Figure data in JSON
▬▬▬

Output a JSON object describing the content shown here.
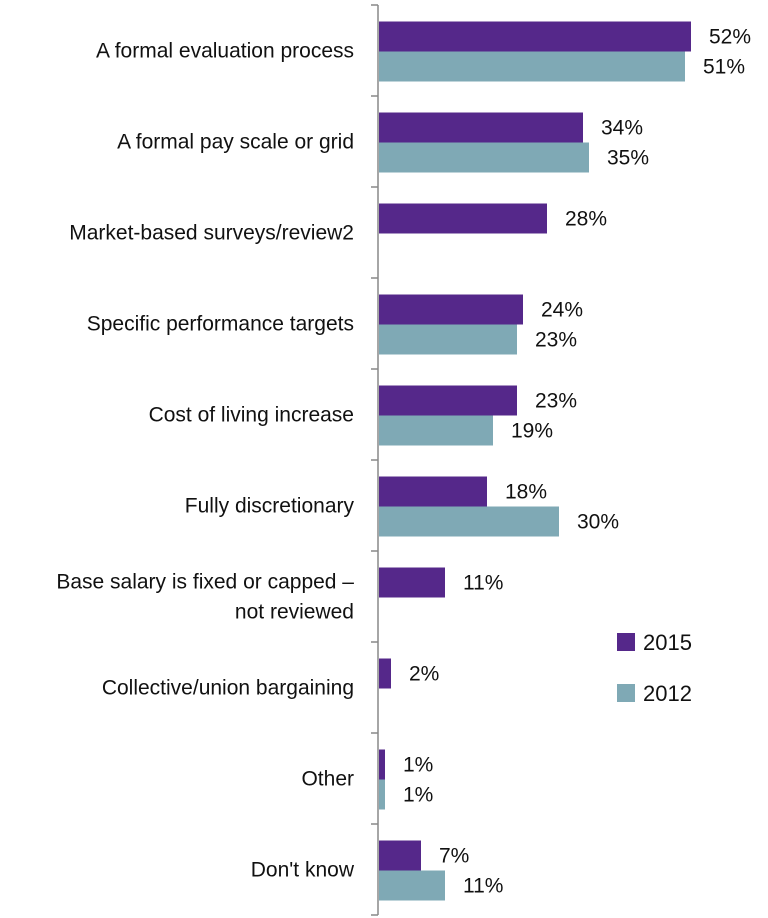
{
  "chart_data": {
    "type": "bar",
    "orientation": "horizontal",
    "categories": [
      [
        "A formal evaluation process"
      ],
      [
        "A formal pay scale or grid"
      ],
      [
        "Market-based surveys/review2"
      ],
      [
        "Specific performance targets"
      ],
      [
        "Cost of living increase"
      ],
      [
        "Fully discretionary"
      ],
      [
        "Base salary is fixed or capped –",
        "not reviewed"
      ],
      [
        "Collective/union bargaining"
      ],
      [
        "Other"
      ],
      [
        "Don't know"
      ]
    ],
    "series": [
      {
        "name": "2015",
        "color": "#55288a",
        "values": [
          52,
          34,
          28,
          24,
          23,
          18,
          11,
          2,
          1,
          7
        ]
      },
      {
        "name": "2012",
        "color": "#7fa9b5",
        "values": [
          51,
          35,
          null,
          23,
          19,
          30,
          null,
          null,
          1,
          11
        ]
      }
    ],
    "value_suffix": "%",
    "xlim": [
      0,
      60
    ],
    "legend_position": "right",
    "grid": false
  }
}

▬▬▬

Work instructions:
Scan the material above for the string "formal" and return the lines that hold it.

Result of this task:
        "A formal evaluation process"
        "A formal pay scale or grid"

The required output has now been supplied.